*RECORDS PROVIDED*:
┌────────
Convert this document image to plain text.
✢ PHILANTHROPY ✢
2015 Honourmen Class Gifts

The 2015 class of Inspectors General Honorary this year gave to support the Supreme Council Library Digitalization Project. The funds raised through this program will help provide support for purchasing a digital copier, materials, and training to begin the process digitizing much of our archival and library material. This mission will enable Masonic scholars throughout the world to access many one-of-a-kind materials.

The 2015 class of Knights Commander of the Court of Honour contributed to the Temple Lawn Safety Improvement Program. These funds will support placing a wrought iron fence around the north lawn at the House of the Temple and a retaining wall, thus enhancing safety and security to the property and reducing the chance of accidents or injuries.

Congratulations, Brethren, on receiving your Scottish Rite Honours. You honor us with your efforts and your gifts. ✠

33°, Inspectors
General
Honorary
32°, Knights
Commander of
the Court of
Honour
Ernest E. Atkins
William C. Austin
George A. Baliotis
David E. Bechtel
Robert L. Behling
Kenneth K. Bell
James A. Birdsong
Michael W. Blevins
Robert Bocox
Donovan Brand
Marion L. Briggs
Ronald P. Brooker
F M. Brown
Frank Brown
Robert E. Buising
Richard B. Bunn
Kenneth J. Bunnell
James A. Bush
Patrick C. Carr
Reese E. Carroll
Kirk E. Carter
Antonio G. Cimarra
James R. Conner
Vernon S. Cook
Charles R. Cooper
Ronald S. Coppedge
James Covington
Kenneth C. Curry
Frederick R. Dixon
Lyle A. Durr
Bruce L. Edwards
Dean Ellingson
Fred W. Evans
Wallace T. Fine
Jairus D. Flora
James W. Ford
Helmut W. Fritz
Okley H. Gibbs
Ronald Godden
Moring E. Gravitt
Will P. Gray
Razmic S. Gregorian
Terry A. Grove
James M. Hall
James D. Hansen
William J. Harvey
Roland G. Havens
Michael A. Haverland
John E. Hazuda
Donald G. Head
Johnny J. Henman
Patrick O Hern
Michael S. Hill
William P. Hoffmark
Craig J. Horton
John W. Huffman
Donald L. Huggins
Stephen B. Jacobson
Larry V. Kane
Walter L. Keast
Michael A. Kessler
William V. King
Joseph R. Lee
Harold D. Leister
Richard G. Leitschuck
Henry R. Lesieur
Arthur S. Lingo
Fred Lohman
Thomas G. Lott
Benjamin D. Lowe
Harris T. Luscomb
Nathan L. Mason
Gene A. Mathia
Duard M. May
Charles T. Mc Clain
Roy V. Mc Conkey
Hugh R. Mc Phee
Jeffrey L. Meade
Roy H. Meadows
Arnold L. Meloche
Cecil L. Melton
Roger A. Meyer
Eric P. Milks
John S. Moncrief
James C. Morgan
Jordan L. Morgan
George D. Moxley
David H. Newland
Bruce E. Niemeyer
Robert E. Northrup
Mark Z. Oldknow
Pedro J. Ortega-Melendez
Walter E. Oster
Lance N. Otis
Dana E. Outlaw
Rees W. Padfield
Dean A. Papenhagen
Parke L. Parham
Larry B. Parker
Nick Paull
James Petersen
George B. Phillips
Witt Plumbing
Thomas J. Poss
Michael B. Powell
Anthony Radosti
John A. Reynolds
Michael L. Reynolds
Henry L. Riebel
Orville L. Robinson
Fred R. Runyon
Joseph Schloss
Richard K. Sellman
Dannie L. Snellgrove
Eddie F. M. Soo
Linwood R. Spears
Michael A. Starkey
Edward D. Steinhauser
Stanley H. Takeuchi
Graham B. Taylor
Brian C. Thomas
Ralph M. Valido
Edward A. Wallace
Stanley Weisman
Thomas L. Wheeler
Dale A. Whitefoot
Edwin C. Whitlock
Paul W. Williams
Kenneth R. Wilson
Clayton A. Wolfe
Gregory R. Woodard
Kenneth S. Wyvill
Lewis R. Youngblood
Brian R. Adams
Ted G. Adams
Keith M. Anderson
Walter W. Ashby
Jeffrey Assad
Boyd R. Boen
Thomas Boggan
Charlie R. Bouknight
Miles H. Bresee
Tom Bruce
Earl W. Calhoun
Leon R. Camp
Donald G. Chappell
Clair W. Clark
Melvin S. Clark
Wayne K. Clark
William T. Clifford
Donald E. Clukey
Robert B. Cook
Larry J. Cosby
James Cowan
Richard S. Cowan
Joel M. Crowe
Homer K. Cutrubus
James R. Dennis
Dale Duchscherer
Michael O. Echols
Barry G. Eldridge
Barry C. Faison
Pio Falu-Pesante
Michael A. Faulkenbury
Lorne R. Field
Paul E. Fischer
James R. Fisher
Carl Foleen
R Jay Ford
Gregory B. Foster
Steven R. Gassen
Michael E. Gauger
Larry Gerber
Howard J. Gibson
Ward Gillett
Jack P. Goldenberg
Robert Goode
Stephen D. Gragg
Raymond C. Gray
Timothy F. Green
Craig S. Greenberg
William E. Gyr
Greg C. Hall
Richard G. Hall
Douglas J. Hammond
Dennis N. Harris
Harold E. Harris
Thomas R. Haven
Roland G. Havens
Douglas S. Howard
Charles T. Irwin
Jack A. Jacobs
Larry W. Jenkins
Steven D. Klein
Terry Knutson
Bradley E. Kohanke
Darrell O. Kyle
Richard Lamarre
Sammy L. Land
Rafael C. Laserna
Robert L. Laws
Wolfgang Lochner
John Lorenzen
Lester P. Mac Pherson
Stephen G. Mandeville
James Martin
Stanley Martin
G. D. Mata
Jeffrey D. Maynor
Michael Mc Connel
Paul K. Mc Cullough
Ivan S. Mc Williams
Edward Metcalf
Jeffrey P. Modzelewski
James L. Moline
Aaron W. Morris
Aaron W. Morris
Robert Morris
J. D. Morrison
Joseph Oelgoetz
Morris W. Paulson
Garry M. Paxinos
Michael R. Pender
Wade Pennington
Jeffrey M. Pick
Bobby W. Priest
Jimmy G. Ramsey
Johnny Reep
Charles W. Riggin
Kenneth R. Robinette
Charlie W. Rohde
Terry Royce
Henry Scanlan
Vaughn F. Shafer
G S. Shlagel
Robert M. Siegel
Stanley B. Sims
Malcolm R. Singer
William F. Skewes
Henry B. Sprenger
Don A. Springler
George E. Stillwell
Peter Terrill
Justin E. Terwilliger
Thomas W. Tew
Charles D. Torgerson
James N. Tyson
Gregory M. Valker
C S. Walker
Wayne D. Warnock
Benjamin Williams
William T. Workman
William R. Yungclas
└────────
*EXERCISE REQUIREMENTS*: Repeat the data in its entirety, character for character.

*TASK RESULT*:
Convert this document image to plain text.
✢ PHILANTHROPY ✢
2015 Honourmen Class Gifts

The 2015 class of Inspectors General Honorary this year gave to support the Supreme Council Library Digitalization Project. The funds raised through this program will help provide support for purchasing a digital copier, materials, and training to begin the process digitizing much of our archival and library material. This mission will enable Masonic scholars throughout the world to access many one-of-a-kind materials.

The 2015 class of Knights Commander of the Court of Honour contributed to the Temple Lawn Safety Improvement Program. These funds will support placing a wrought iron fence around the north lawn at the House of the Temple and a retaining wall, thus enhancing safety and security to the property and reducing the chance of accidents or injuries.

Congratulations, Brethren, on receiving your Scottish Rite Honours. You honor us with your efforts and your gifts. ✠

33°, Inspectors
General
Honorary
32°, Knights
Commander of
the Court of
Honour
Ernest E. Atkins
William C. Austin
George A. Baliotis
David E. Bechtel
Robert L. Behling
Kenneth K. Bell
James A. Birdsong
Michael W. Blevins
Robert Bocox
Donovan Brand
Marion L. Briggs
Ronald P. Brooker
F M. Brown
Frank Brown
Robert E. Buising
Richard B. Bunn
Kenneth J. Bunnell
James A. Bush
Patrick C. Carr
Reese E. Carroll
Kirk E. Carter
Antonio G. Cimarra
James R. Conner
Vernon S. Cook
Charles R. Cooper
Ronald S. Coppedge
James Covington
Kenneth C. Curry
Frederick R. Dixon
Lyle A. Durr
Bruce L. Edwards
Dean Ellingson
Fred W. Evans
Wallace T. Fine
Jairus D. Flora
James W. Ford
Helmut W. Fritz
Okley H. Gibbs
Ronald Godden
Moring E. Gravitt
Will P. Gray
Razmic S. Gregorian
Terry A. Grove
James M. Hall
James D. Hansen
William J. Harvey
Roland G. Havens
Michael A. Haverland
John E. Hazuda
Donald G. Head
Johnny J. Henman
Patrick O Hern
Michael S. Hill
William P. Hoffmark
Craig J. Horton
John W. Huffman
Donald L. Huggins
Stephen B. Jacobson
Larry V. Kane
Walter L. Keast
Michael A. Kessler
William V. King
Joseph R. Lee
Harold D. Leister
Richard G. Leitschuck
Henry R. Lesieur
Arthur S. Lingo
Fred Lohman
Thomas G. Lott
Benjamin D. Lowe
Harris T. Luscomb
Nathan L. Mason
Gene A. Mathia
Duard M. May
Charles T. Mc Clain
Roy V. Mc Conkey
Hugh R. Mc Phee
Jeffrey L. Meade
Roy H. Meadows
Arnold L. Meloche
Cecil L. Melton
Roger A. Meyer
Eric P. Milks
John S. Moncrief
James C. Morgan
Jordan L. Morgan
George D. Moxley
David H. Newland
Bruce E. Niemeyer
Robert E. Northrup
Mark Z. Oldknow
Pedro J. Ortega-Melendez
Walter E. Oster
Lance N. Otis
Dana E. Outlaw
Rees W. Padfield
Dean A. Papenhagen
Parke L. Parham
Larry B. Parker
Nick Paull
James Petersen
George B. Phillips
Witt Plumbing
Thomas J. Poss
Michael B. Powell
Anthony Radosti
John A. Reynolds
Michael L. Reynolds
Henry L. Riebel
Orville L. Robinson
Fred R. Runyon
Joseph Schloss
Richard K. Sellman
Dannie L. Snellgrove
Eddie F. M. Soo
Linwood R. Spears
Michael A. Starkey
Edward D. Steinhauser
Stanley H. Takeuchi
Graham B. Taylor
Brian C. Thomas
Ralph M. Valido
Edward A. Wallace
Stanley Weisman
Thomas L. Wheeler
Dale A. Whitefoot
Edwin C. Whitlock
Paul W. Williams
Kenneth R. Wilson
Clayton A. Wolfe
Gregory R. Woodard
Kenneth S. Wyvill
Lewis R. Youngblood
Brian R. Adams
Ted G. Adams
Keith M. Anderson
Walter W. Ashby
Jeffrey Assad
Boyd R. Boen
Thomas Boggan
Charlie R. Bouknight
Miles H. Bresee
Tom Bruce
Earl W. Calhoun
Leon R. Camp
Donald G. Chappell
Clair W. Clark
Melvin S. Clark
Wayne K. Clark
William T. Clifford
Donald E. Clukey
Robert B. Cook
Larry J. Cosby
James Cowan
Richard S. Cowan
Joel M. Crowe
Homer K. Cutrubus
James R. Dennis
Dale Duchscherer
Michael O. Echols
Barry G. Eldridge
Barry C. Faison
Pio Falu-Pesante
Michael A. Faulkenbury
Lorne R. Field
Paul E. Fischer
James R. Fisher
Carl Foleen
R Jay Ford
Gregory B. Foster
Steven R. Gassen
Michael E. Gauger
Larry Gerber
Howard J. Gibson
Ward Gillett
Jack P. Goldenberg
Robert Goode
Stephen D. Gragg
Raymond C. Gray
Timothy F. Green
Craig S. Greenberg
William E. Gyr
Greg C. Hall
Richard G. Hall
Douglas J. Hammond
Dennis N. Harris
Harold E. Harris
Thomas R. Haven
Roland G. Havens
Douglas S. Howard
Charles T. Irwin
Jack A. Jacobs
Larry W. Jenkins
Steven D. Klein
Terry Knutson
Bradley E. Kohanke
Darrell O. Kyle
Richard Lamarre
Sammy L. Land
Rafael C. Laserna
Robert L. Laws
Wolfgang Lochner
John Lorenzen
Lester P. Mac Pherson
Stephen G. Mandeville
James Martin
Stanley Martin
G. D. Mata
Jeffrey D. Maynor
Michael Mc Connel
Paul K. Mc Cullough
Ivan S. Mc Williams
Edward Metcalf
Jeffrey P. Modzelewski
James L. Moline
Aaron W. Morris
Aaron W. Morris
Robert Morris
J. D. Morrison
Joseph Oelgoetz
Morris W. Paulson
Garry M. Paxinos
Michael R. Pender
Wade Pennington
Jeffrey M. Pick
Bobby W. Priest
Jimmy G. Ramsey
Johnny Reep
Charles W. Riggin
Kenneth R. Robinette
Charlie W. Rohde
Terry Royce
Henry Scanlan
Vaughn F. Shafer
G S. Shlagel
Robert M. Siegel
Stanley B. Sims
Malcolm R. Singer
William F. Skewes
Henry B. Sprenger
Don A. Springler
George E. Stillwell
Peter Terrill
Justin E. Terwilliger
Thomas W. Tew
Charles D. Torgerson
James N. Tyson
Gregory M. Valker
C S. Walker
Wayne D. Warnock
Benjamin Williams
William T. Workman
William R. Yungclas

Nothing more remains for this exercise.